Render the records as a Markdown table with the columns "No." and "Line", one row per line, with blank lines omitted. Begin at the start of the records and stop after the line that contains "505, 484, 521]".
=-=-=-=-=
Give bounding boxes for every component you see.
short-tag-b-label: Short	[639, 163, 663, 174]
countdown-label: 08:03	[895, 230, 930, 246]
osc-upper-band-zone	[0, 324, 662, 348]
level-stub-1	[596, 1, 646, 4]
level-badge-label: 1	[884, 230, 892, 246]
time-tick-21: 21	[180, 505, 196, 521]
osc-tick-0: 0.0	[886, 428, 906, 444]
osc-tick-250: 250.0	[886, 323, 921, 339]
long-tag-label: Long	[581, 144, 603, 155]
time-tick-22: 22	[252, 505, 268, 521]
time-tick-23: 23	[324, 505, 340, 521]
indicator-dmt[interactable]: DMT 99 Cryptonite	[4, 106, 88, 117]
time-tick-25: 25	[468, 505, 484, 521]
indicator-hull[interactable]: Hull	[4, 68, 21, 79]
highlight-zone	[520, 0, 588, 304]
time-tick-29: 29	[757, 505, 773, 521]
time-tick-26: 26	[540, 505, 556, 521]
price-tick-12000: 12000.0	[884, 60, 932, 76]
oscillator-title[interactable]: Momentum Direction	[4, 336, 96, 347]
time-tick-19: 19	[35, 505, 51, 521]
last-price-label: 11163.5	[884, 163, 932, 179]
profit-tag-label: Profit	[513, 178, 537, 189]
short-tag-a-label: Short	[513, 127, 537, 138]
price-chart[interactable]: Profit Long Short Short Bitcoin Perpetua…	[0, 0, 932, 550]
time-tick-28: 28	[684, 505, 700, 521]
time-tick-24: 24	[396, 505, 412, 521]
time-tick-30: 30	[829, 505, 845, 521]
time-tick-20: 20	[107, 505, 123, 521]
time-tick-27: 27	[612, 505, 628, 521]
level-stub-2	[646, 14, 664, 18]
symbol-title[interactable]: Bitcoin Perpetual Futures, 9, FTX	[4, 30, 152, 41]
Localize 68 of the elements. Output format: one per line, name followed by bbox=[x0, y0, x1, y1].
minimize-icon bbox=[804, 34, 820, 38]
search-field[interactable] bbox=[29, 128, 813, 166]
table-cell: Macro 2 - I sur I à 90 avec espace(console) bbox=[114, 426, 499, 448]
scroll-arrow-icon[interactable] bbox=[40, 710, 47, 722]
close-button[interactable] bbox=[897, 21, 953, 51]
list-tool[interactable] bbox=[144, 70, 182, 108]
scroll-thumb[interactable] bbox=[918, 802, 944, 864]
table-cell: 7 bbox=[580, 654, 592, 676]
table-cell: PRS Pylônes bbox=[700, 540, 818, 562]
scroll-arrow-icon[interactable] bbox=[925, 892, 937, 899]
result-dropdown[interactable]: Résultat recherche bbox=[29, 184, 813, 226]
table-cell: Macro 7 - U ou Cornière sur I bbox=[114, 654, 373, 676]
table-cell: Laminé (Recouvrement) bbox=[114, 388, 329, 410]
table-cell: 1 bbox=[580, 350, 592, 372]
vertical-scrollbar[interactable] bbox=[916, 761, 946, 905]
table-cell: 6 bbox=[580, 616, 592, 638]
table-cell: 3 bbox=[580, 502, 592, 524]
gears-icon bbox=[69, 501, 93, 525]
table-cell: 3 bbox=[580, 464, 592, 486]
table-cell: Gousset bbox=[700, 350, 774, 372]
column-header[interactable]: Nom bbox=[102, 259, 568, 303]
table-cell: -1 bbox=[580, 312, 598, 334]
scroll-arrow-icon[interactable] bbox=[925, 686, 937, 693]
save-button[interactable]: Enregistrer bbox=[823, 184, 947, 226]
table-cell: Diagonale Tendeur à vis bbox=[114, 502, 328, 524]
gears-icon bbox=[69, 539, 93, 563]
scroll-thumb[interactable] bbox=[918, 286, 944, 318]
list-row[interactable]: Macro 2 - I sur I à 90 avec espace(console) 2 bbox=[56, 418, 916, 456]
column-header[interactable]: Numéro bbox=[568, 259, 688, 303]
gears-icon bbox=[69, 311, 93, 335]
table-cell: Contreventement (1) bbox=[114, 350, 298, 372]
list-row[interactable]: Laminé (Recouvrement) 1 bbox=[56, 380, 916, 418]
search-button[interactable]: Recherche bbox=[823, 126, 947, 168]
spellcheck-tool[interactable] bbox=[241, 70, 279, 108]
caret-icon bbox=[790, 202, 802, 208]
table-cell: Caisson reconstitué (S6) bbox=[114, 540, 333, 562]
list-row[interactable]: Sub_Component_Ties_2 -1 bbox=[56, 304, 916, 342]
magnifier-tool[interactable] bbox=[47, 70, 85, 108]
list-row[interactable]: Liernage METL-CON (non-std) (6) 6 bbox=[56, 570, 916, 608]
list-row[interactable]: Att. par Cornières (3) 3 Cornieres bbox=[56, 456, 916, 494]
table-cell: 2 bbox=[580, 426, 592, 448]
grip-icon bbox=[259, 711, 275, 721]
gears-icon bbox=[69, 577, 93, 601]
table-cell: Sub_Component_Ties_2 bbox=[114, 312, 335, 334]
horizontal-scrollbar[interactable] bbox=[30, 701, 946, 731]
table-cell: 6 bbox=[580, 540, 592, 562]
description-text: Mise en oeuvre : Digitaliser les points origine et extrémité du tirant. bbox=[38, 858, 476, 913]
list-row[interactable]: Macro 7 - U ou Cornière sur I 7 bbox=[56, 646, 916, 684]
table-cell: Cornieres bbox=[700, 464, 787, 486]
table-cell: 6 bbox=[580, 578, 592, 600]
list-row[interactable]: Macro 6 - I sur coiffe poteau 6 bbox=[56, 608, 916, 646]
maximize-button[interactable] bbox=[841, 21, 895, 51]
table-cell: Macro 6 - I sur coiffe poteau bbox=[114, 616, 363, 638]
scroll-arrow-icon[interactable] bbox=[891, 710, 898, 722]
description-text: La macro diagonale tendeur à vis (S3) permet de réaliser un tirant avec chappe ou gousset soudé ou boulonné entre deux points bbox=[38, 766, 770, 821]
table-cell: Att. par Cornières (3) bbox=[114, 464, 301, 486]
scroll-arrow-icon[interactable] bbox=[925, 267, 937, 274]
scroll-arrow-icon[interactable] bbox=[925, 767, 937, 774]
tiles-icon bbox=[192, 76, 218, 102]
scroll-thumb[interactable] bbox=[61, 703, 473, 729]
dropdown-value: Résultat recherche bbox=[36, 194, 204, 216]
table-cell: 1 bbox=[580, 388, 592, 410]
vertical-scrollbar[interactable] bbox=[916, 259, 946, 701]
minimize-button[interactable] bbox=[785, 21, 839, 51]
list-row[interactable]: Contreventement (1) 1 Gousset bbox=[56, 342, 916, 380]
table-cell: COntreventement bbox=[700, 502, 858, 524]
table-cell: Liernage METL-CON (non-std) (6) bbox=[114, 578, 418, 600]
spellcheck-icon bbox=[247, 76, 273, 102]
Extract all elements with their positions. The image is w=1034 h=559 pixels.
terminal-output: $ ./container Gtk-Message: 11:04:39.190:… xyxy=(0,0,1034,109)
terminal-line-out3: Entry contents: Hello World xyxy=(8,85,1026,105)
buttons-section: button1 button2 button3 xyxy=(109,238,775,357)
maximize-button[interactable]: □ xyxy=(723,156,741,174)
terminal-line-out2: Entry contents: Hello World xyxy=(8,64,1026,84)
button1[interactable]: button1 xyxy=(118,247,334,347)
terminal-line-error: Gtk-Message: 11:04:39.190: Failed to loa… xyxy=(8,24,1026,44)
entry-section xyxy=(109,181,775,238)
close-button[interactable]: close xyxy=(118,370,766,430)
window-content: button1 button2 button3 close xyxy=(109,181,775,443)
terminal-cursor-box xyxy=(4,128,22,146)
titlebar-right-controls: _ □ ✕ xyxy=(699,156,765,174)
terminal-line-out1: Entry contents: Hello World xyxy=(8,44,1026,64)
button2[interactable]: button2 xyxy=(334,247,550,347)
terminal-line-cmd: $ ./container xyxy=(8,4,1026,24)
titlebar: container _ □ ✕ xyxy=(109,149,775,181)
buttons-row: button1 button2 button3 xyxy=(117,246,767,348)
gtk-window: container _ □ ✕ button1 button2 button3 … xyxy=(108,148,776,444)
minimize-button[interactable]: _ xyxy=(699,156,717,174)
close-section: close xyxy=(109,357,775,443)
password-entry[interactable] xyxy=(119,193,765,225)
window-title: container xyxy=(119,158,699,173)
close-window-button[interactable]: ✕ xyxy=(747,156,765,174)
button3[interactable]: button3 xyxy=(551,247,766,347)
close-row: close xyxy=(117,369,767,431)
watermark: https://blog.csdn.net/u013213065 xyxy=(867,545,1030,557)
=-=-=-=-=
_PROBLEM SOLUTION_
| No. | Line |
|---|---|
| 1 | Give bounding boxes for every component you see. |
| 2 | short-tag-b-label: Short	[639, 163, 663, 174] |
| 3 | countdown-label: 08:03	[895, 230, 930, 246] |
| 4 | osc-upper-band-zone	[0, 324, 662, 348] |
| 5 | level-stub-1	[596, 1, 646, 4] |
| 6 | level-badge-label: 1	[884, 230, 892, 246] |
| 7 | time-tick-21: 21	[180, 505, 196, 521] |
| 8 | osc-tick-0: 0.0	[886, 428, 906, 444] |
| 9 | osc-tick-250: 250.0	[886, 323, 921, 339] |
| 10 | long-tag-label: Long	[581, 144, 603, 155] |
| 11 | time-tick-22: 22	[252, 505, 268, 521] |
| 12 | time-tick-23: 23	[324, 505, 340, 521] |
| 13 | indicator-dmt[interactable]: DMT 99 Cryptonite	[4, 106, 88, 117] |
| 14 | time-tick-25: 25	[468, 505, 484, 521] |